◆ **INSTRUÇÕES DA TAREFA**:
Prossiga o texto sobre os princípios do poder administrativo, começando logo a seguir à última frase apresentada.

◆ **TEXTO DO EXERCÍCIO**:
______
Há autores que entendiam os princípios gerais de igual valor que as leis. Porém, tornou-se
patente que era reconhecido aos princípios “uma certa preeminência sobre as próprias leis, uma vez
que era a eles que que se atinha para as interpretar; as que se afastavam, consideradas excepções,
recebiam uma interpretação estrita8”
Desta forma, o valor jurídico dos princípios é, portanto, superior a todos os actos da
administração, sendo que na sua actuação é imperioso à Administração Pública a eles subordinar-se
dada a sua capital relevância face aos actos do executivo.

2. A consagração constitucional dos princípios do poder administrativo

O Direito Constitucional, composto pelas normas contidas na lei fundamental, ou Constituição, não
se preocupa apenas em estruturar e organizar o Estado através da determinação dos seus órgãos de
soberania9. Também se presta à fixação de princípios fundamentais que fundam, ou que servem de
pilares básicos de toda a ordem jurídica estadual. Estes princípios irradiam todos os demais ramos do
Direito. A propósito, como observa Vital Moreira citado por Freitas do Amaral, “as constituições
inserem as «têtes de chapitre» dos demais ramos do Direito.
______
◆ **DADOS FORNECIDOS**:
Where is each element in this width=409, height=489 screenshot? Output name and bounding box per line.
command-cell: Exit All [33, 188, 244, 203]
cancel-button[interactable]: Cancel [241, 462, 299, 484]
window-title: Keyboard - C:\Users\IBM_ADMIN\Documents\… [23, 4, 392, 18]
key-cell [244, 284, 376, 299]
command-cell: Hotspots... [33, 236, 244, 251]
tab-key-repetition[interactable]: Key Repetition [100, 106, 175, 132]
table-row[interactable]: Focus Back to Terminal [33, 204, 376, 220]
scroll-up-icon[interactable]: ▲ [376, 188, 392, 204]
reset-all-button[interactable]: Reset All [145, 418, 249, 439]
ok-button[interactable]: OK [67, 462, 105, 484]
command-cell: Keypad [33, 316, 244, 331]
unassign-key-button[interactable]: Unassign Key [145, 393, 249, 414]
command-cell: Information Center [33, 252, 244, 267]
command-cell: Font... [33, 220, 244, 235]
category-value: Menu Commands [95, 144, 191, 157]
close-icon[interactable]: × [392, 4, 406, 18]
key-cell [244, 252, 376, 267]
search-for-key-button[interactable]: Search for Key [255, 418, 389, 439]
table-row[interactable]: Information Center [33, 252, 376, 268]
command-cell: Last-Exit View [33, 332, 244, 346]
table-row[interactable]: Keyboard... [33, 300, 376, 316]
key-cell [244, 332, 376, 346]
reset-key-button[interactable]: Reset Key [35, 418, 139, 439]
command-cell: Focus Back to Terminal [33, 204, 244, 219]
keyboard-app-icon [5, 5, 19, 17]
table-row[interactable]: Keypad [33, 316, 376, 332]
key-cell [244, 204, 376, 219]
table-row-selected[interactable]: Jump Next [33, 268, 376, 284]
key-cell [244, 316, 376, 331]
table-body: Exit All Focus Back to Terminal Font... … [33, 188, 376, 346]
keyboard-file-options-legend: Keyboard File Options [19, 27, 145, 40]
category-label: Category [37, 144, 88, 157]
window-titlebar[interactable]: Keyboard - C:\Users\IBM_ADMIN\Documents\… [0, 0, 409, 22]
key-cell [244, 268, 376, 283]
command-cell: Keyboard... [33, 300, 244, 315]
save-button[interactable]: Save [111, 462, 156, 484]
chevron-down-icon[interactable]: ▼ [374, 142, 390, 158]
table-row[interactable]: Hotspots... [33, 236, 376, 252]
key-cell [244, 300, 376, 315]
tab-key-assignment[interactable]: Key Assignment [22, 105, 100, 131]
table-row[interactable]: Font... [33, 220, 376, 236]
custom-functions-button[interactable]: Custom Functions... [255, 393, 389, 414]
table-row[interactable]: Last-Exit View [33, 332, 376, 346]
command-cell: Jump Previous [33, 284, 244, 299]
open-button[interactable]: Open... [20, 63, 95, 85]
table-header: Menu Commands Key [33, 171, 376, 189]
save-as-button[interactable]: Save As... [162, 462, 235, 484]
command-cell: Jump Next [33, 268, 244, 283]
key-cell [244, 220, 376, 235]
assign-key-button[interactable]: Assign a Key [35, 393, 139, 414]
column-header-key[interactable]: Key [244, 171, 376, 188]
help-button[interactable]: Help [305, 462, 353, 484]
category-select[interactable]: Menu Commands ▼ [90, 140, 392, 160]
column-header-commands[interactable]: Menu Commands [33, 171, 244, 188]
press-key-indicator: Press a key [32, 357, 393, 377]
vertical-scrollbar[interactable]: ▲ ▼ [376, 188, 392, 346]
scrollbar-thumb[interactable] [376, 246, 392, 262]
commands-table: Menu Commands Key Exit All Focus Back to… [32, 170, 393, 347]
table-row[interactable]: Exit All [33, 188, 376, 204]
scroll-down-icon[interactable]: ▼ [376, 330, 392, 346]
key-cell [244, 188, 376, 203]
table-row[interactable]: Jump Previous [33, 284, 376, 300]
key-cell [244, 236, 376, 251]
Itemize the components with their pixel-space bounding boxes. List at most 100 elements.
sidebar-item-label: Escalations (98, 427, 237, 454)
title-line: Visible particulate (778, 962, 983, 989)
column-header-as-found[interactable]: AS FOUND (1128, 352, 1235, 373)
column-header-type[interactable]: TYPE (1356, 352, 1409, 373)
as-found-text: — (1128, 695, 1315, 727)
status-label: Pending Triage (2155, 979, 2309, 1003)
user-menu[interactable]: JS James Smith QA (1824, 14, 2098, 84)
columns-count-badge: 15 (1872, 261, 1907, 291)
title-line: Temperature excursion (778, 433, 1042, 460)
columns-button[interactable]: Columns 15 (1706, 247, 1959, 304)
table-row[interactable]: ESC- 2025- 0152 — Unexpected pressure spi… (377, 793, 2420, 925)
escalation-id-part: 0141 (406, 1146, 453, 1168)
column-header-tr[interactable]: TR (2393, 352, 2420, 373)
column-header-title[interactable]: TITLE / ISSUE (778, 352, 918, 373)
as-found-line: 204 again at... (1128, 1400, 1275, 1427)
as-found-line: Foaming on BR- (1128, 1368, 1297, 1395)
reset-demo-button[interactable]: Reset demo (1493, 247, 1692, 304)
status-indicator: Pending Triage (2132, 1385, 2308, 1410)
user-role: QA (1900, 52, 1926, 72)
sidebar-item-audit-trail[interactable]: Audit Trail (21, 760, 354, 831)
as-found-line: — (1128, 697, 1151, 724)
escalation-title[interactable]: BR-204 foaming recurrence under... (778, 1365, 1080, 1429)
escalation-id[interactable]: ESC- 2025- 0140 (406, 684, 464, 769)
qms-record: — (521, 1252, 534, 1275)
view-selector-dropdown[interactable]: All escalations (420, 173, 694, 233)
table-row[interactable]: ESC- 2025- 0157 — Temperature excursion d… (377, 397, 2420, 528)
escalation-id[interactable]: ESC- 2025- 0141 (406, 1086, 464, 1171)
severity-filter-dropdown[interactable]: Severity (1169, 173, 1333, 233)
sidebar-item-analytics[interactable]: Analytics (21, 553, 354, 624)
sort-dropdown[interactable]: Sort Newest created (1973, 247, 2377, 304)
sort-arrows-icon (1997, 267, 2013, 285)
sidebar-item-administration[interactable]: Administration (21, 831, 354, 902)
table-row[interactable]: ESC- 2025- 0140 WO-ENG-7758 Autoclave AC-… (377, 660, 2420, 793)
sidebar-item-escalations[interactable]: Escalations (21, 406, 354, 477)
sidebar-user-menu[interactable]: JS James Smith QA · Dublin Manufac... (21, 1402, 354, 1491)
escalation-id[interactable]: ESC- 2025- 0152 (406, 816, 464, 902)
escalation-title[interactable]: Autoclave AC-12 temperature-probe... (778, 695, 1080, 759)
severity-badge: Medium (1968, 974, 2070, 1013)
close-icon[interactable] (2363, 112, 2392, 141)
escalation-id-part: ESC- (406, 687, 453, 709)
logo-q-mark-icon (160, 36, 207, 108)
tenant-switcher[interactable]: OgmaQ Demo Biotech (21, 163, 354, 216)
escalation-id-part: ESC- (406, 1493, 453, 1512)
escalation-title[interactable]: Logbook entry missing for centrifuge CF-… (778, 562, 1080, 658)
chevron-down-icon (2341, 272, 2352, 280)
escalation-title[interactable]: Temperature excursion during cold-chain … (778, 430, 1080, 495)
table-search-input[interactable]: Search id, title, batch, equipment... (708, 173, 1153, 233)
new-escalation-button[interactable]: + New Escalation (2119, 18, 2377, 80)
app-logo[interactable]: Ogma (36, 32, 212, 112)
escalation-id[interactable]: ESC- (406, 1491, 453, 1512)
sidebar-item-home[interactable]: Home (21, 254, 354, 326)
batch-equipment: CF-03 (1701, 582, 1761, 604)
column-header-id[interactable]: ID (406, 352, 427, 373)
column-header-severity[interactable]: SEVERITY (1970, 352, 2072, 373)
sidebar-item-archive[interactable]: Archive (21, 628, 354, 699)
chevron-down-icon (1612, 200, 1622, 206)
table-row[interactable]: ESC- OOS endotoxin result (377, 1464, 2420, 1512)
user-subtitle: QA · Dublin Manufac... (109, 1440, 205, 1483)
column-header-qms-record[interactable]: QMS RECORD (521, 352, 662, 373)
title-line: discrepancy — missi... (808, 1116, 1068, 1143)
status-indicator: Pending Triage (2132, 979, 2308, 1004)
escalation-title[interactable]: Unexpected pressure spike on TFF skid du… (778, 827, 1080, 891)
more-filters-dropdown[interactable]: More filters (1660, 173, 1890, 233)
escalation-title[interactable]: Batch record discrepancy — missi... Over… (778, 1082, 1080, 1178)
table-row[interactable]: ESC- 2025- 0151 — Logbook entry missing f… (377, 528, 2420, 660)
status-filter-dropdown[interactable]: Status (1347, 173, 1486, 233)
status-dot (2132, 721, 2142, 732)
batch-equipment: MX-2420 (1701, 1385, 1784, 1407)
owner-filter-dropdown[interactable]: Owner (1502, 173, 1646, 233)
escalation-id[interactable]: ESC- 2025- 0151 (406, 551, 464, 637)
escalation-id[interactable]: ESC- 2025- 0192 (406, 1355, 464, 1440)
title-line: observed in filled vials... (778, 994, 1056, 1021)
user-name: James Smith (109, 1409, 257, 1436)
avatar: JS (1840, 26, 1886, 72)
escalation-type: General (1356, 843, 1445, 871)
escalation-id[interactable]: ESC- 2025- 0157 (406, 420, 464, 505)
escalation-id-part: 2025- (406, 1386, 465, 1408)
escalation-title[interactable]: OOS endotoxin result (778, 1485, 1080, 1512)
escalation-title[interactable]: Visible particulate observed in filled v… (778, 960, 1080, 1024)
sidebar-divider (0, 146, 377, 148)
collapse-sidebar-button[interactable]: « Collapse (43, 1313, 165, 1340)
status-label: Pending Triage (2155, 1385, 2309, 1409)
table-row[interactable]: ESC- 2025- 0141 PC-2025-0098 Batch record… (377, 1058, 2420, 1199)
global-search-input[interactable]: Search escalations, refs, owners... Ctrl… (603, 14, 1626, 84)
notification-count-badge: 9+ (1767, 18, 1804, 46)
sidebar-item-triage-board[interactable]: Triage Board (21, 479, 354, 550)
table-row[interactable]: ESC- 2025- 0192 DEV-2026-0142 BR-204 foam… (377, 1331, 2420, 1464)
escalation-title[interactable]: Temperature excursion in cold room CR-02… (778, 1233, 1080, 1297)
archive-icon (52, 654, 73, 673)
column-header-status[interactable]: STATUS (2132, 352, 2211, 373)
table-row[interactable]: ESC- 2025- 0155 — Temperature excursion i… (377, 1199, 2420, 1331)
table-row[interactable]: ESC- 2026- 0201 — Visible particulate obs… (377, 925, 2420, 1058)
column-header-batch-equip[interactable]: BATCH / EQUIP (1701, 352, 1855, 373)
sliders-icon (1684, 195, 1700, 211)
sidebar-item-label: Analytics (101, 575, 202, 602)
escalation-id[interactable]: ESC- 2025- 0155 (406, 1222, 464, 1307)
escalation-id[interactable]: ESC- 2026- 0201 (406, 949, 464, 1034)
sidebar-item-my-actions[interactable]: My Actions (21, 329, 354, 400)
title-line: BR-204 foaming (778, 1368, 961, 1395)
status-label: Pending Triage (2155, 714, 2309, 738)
______
◆ **A SUA RESPOSTA**:
O Direito Administrativo como ramo de Direito não está isento deste encabeçamento dos seus
princípios pelo Direito Constitucional. Por outras palavras, e mais concreto, é preciso dizer que os
princípios que norteam a actuação da Administração Pública não fogem à regra. Encontram
consagração na Constituição da República.
Desde logo, a CRM abre o seu TÍTULO I com a epígrafe “princípios fundamentais” para
logo no art. 1.º definir a República de Moçambique como um “Estado independente, soberano,
democrático e de justiça social”. Note-se que os termos da definição acima são verdadeiros princípios
jurídicos que enunciam a consciência, o objectivo e fixa as traves mestras da ordem jurídica
moçambicana.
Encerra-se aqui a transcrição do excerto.